+++ Provided data +++

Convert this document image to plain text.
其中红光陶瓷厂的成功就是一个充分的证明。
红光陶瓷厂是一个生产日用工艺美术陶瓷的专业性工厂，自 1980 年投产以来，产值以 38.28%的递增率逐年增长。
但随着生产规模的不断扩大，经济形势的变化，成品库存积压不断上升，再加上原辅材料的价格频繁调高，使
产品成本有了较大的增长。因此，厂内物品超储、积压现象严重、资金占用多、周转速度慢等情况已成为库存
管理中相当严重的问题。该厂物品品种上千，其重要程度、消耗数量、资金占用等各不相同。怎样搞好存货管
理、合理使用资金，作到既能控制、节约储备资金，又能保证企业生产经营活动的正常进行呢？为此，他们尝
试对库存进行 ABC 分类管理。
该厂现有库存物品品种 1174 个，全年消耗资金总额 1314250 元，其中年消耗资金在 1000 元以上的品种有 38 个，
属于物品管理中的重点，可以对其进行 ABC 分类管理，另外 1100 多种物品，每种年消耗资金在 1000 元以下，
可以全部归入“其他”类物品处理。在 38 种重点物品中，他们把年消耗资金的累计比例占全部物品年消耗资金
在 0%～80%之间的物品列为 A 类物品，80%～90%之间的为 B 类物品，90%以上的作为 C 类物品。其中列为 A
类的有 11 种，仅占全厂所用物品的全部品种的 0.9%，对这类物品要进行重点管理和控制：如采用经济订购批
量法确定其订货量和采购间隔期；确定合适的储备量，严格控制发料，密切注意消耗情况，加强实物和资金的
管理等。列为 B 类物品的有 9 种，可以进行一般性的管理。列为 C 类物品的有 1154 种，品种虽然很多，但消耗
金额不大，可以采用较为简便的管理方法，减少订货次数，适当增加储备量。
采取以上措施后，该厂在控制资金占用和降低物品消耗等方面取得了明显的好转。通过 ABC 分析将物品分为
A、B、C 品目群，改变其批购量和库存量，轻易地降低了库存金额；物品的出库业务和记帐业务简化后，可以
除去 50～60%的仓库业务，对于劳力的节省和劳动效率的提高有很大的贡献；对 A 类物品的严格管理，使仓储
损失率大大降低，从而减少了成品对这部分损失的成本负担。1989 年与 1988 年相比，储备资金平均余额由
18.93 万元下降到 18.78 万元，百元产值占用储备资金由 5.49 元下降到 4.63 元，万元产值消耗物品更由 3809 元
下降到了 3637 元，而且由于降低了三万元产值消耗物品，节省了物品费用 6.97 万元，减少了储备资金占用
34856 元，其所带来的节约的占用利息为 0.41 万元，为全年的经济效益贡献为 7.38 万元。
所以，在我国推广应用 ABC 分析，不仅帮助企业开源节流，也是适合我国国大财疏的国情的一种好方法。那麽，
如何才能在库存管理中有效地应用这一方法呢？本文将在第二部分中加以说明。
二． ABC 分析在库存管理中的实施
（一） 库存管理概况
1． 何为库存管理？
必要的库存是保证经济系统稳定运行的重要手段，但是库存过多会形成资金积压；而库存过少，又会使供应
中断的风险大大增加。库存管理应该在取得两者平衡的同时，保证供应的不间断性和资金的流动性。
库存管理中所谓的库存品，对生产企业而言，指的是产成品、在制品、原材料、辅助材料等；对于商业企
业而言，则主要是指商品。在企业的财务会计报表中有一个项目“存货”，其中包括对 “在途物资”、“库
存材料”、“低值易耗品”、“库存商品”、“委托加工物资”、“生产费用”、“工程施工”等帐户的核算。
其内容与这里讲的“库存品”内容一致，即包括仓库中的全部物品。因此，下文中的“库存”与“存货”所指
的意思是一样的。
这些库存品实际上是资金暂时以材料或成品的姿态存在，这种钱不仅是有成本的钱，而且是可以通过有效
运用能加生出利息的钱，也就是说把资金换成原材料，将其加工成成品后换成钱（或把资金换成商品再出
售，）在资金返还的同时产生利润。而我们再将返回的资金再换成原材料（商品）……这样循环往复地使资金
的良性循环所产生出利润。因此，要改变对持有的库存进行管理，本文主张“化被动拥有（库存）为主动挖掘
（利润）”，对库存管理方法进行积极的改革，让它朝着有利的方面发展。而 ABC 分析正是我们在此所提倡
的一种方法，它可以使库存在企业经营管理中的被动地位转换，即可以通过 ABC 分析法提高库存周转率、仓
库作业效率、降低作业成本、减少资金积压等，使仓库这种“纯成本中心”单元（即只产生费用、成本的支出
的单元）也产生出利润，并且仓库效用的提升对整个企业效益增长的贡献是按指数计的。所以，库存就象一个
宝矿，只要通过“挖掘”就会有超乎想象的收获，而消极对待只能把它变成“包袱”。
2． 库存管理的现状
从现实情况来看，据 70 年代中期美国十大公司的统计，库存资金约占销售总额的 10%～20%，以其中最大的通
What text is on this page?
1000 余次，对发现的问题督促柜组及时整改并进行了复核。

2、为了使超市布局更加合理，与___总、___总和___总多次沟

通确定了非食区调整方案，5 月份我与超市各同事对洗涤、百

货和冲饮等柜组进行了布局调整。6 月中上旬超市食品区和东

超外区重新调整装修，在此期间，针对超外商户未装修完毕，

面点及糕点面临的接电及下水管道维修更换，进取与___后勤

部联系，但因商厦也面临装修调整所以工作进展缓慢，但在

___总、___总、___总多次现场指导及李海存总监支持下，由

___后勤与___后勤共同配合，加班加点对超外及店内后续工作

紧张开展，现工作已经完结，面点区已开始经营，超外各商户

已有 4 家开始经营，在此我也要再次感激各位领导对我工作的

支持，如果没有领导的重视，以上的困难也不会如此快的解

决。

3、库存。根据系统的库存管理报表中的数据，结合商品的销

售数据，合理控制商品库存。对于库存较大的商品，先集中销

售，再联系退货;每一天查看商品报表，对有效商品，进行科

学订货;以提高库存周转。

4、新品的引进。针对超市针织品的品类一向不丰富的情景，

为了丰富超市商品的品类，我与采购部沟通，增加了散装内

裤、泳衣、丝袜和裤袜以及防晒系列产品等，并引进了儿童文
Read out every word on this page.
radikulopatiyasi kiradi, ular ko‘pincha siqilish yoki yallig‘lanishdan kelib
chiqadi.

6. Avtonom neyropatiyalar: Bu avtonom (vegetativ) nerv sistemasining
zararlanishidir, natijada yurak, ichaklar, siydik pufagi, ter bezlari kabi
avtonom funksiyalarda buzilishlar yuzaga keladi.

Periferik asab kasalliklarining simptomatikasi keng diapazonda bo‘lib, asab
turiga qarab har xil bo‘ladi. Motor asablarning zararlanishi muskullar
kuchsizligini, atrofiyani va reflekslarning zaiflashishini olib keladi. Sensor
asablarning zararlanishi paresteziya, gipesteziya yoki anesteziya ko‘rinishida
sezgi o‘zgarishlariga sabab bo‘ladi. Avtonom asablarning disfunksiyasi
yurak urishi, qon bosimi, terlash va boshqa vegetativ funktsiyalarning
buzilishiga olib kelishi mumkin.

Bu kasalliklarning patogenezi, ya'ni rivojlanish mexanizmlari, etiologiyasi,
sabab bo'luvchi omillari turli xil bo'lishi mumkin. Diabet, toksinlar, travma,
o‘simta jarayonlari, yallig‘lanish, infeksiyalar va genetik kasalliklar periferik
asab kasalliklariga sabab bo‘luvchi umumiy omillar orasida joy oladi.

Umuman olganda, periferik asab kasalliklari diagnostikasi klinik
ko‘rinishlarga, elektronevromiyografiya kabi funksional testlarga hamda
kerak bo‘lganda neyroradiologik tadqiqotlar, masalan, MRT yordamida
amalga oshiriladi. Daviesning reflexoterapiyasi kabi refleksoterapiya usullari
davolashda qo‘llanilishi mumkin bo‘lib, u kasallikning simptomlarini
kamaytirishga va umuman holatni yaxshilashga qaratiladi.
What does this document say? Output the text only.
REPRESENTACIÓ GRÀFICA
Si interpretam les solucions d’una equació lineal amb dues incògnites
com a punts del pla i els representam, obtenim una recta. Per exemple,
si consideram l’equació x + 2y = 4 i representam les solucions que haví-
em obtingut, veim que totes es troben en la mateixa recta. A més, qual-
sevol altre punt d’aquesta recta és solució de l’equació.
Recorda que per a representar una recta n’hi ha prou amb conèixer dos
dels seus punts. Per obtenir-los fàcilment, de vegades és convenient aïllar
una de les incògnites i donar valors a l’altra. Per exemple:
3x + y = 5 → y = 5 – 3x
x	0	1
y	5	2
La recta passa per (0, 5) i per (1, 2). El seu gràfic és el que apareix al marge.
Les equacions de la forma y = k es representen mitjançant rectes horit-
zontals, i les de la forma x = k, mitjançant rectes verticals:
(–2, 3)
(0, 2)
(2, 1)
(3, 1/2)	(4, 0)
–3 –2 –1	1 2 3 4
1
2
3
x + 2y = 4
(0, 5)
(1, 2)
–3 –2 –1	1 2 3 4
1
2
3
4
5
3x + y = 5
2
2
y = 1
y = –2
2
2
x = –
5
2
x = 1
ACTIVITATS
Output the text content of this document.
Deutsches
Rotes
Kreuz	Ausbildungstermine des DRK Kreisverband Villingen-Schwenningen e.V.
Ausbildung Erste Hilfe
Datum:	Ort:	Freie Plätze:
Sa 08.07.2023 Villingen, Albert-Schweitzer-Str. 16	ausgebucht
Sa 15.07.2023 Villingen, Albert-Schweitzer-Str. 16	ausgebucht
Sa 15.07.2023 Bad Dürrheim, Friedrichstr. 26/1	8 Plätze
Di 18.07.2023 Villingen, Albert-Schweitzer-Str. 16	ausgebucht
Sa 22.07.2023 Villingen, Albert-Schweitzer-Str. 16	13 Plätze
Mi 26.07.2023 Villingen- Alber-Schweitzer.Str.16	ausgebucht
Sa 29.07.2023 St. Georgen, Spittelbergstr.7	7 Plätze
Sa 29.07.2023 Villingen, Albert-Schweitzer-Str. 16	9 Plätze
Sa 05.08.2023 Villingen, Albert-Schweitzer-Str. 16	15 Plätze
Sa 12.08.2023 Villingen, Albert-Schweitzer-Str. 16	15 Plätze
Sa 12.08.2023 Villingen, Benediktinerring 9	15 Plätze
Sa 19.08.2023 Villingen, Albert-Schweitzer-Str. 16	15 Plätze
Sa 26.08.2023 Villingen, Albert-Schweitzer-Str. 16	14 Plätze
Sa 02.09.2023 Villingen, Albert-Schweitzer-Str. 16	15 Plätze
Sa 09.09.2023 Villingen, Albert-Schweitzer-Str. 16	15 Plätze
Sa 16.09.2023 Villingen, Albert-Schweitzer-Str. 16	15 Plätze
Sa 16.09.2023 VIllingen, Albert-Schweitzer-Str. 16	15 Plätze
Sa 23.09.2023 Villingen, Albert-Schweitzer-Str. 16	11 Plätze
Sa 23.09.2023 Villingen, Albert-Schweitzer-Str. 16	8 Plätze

+++

Set exercise: Copy out each line of the records where the string "forma" appears.

Task solution:
Les equacions de la forma y = k es representen mitjançant rectes horit-
zontals, i les de la forma x = k, mitjançant rectes verticals:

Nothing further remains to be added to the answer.